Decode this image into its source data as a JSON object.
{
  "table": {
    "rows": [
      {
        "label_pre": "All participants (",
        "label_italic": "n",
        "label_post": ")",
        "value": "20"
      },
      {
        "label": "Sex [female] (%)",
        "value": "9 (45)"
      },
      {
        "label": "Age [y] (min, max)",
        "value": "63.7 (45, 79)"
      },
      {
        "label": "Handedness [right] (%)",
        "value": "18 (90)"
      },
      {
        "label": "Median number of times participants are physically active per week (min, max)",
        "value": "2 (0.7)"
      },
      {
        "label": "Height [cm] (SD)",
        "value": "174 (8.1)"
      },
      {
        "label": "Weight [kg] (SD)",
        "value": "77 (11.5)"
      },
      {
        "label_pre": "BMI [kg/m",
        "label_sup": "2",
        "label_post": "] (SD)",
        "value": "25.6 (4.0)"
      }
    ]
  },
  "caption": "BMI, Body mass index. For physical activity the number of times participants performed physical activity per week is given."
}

· · · · ·

→ TASK TO CARRY OUT: Tell how many lines of the data include the word "value", and nothing else.

→ CORRECT OUTPUT: 8